=== Directions for this task ===
Looking at the listing, state how many of its lines contain the string "washable". Write only the number.

=== Dataset ===
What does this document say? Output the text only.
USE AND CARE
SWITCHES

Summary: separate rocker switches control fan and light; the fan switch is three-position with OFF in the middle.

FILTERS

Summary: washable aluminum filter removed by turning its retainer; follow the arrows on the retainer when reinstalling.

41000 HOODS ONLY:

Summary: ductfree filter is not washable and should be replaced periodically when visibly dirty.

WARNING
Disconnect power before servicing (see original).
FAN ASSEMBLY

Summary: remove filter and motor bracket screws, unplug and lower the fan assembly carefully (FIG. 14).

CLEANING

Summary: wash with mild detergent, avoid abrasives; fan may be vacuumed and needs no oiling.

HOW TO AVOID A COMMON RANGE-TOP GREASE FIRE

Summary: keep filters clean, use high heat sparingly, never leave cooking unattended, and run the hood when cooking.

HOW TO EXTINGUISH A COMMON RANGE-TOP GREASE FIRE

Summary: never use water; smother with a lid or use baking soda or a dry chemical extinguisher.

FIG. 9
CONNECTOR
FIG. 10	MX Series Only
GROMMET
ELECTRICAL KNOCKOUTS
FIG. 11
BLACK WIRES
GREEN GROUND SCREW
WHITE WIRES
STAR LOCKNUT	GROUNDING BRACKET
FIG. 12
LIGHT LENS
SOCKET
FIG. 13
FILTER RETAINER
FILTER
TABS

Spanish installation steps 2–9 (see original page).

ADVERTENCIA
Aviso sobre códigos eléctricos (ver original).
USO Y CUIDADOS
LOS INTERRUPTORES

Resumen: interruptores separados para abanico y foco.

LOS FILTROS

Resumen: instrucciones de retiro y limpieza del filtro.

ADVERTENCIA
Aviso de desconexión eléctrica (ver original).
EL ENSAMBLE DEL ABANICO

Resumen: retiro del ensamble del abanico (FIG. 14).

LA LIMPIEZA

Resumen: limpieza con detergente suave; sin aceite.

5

---

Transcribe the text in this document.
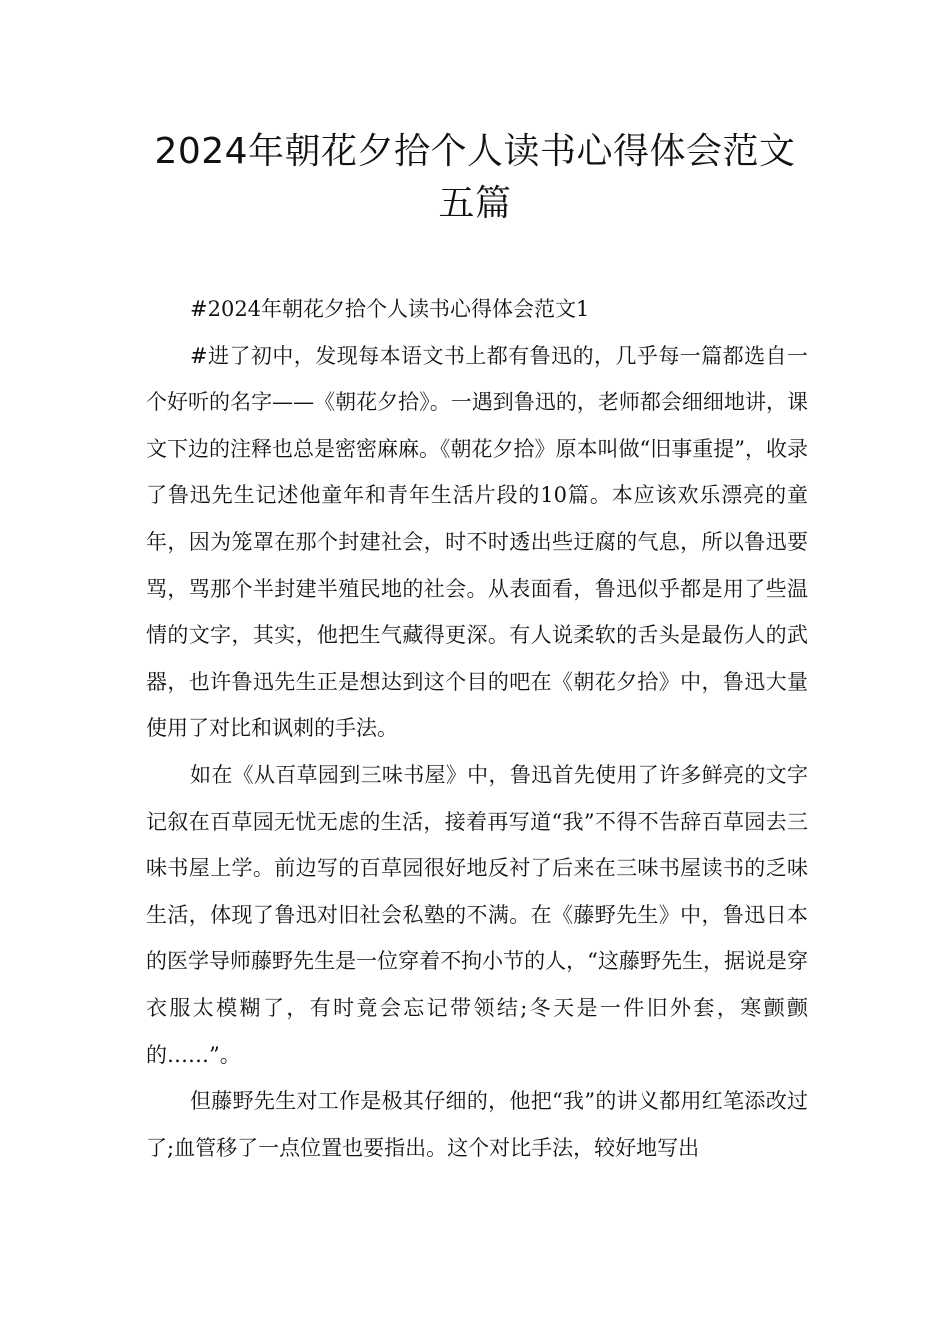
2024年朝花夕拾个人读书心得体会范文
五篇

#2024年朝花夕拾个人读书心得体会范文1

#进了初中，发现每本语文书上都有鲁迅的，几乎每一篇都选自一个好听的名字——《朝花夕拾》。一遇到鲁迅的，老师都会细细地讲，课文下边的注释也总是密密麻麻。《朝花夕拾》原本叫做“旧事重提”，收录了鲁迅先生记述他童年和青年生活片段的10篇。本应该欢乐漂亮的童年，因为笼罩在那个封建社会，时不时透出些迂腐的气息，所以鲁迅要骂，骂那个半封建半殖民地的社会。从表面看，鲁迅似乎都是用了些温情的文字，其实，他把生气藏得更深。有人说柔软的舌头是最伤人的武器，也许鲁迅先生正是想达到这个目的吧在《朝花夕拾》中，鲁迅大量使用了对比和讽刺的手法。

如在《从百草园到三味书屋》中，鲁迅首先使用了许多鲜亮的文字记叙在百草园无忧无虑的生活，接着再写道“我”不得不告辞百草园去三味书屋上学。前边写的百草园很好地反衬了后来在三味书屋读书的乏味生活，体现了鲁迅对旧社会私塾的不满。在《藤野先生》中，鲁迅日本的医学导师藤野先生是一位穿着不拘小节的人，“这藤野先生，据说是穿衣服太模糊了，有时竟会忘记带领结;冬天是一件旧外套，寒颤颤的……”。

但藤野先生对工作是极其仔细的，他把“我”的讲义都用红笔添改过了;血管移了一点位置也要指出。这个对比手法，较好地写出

=== Full response ===
2